**AIM OF THE TASK**
From the entries below, gather each line containing the word "много".

* start SUPPLIED MATERIAL *

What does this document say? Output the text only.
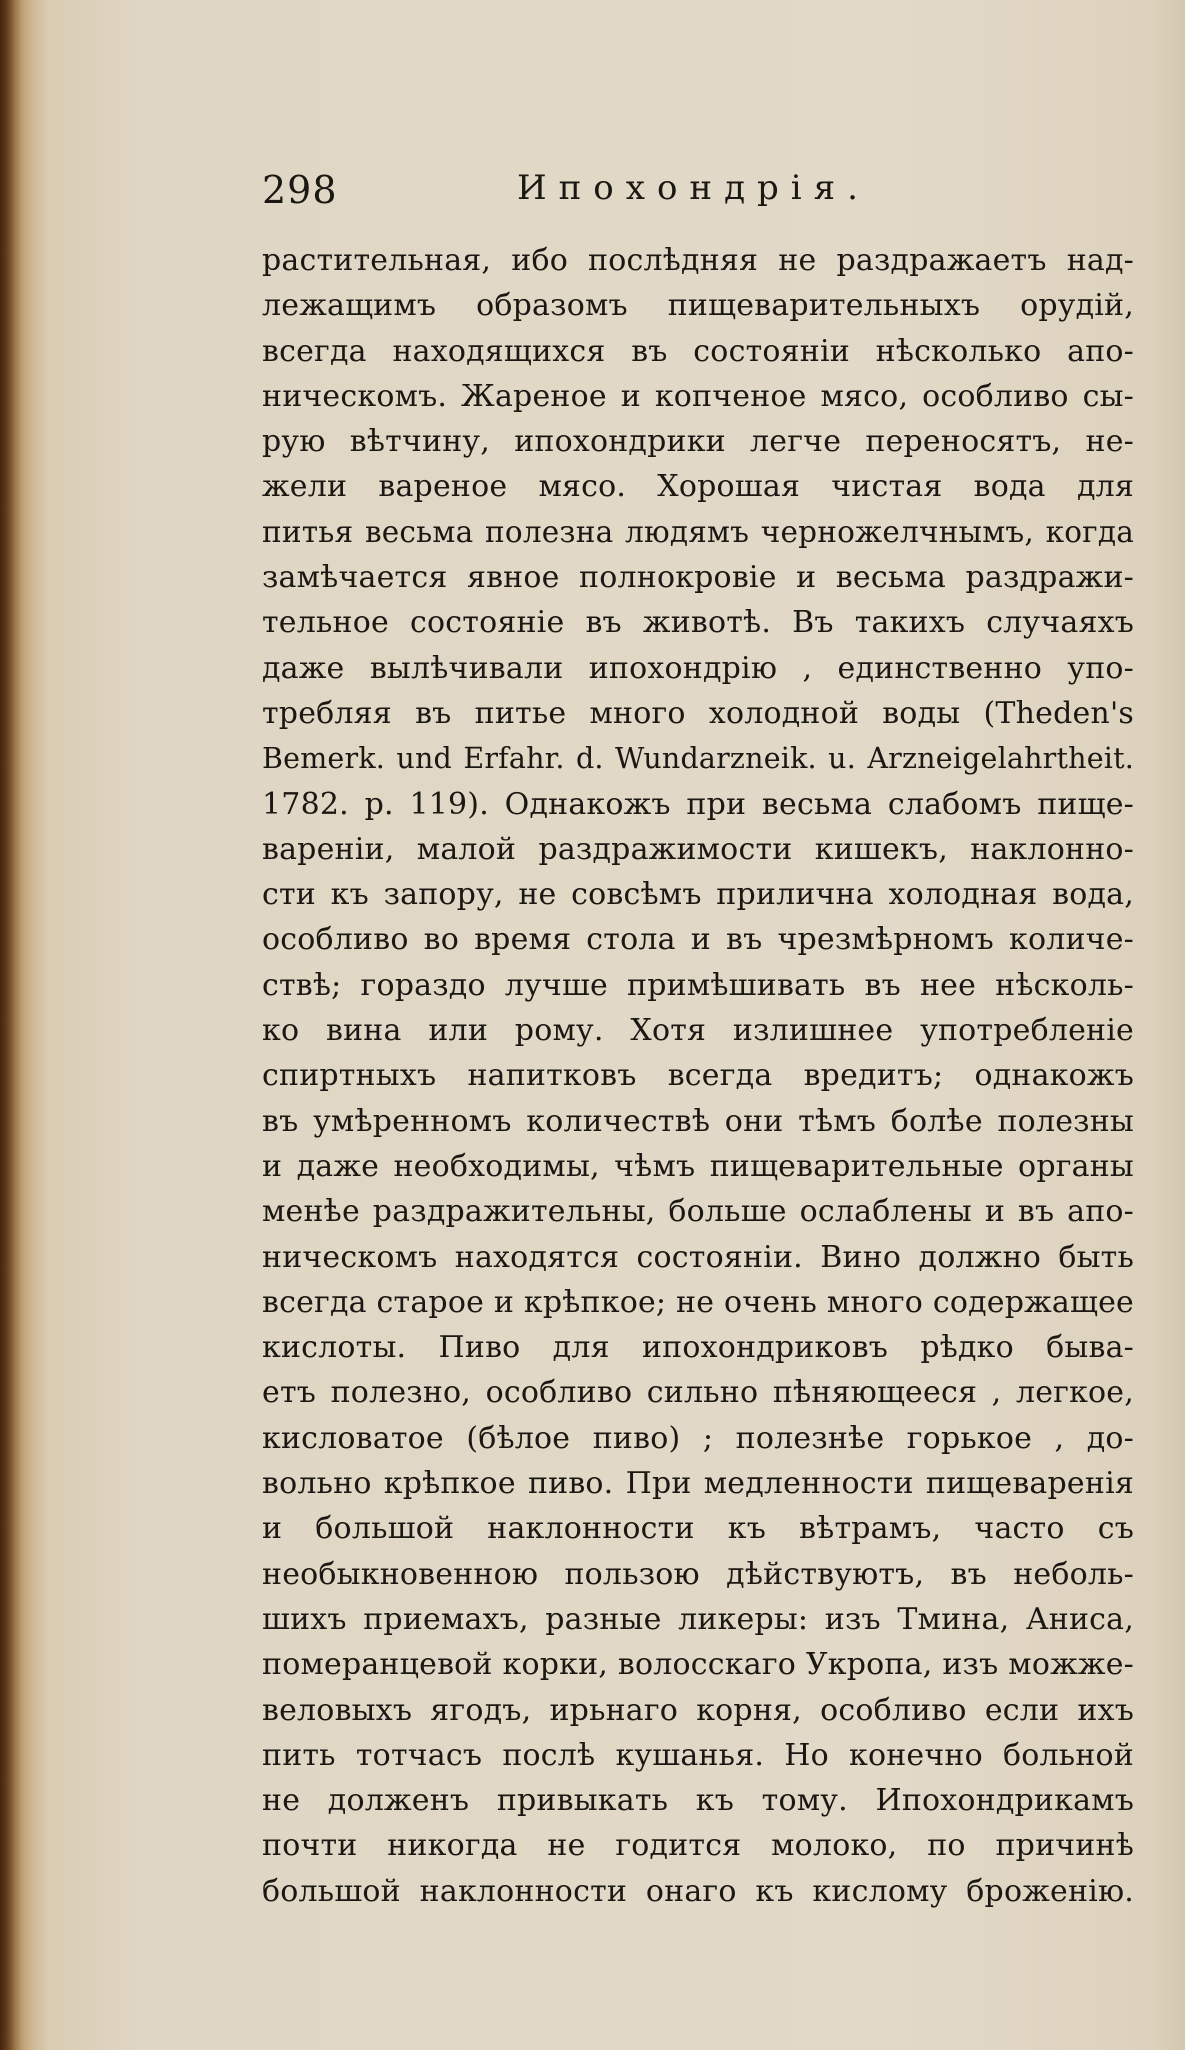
298	Ипохондрія.
растительная, ибо послѣдняя не раздражаетъ над-
лежащимъ образомъ пищеварительныхъ орудій,
всегда находящихся въ состояніи нѣсколько апо-
ническомъ. Жареное и копченое мясо, особливо сы-
рую вѣтчину, ипохондрики легче переносятъ, не-
жели вареное мясо. Хорошая чистая вода для
питья весьма полезна людямъ черножелчнымъ, когда
замѣчается явное полнокровіе и весьма раздражи-
тельное состояніе въ животѣ. Въ такихъ случаяхъ
даже вылѣчивали ипохондрію , единственно упо-
требляя въ питье много холодной воды (Theden's
Bemerk. und Erfahr. d. Wundarzneik. u. Arzneigelahrtheit.
1782. p. 119). Однакожъ при весьма слабомъ пище-
вареніи, малой раздражимости кишекъ, наклонно-
сти къ запору, не совсѣмъ прилична холодная вода,
особливо во время стола и въ чрезмѣрномъ количе-
ствѣ; гораздо лучше примѣшивать въ нее нѣсколь-
ко вина или рому. Хотя излишнее употребленіе
спиртныхъ напитковъ всегда вредитъ; однакожъ
въ умѣренномъ количествѣ они тѣмъ болѣе полезны
и даже необходимы, чѣмъ пищеварительные органы
менѣе раздражительны, больше ослаблены и въ апо-
ническомъ находятся состояніи. Вино должно быть
всегда старое и крѣпкое; не очень много содержащее
кислоты. Пиво для ипохондриковъ рѣдко быва-
етъ полезно, особливо сильно пѣняющееся , легкое,
кисловатое (бѣлое пиво) ; полезнѣе горькое , до-
вольно крѣпкое пиво. При медленности пищеваренія
и большой наклонности къ вѣтрамъ, часто съ
необыкновенною пользою дѣйствуютъ, въ неболь-
шихъ приемахъ, разные ликеры: изъ Тмина, Аниса,
померанцевой корки, волосскаго Укропа, изъ можже-
веловыхъ ягодъ, ирьнаго корня, особливо если ихъ
пить тотчасъ послѣ кушанья. Но конечно больной
не долженъ привыкать къ тому. Ипохондрикамъ
почти никогда не годится молоко, по причинѣ
большой наклонности онаго къ кислому броженію.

* end SUPPLIED MATERIAL *

**SOLUTION FOR THIS PROBLEM**
требляя въ питье много холодной воды (Theden's
всегда старое и крѣпкое; не очень много содержащее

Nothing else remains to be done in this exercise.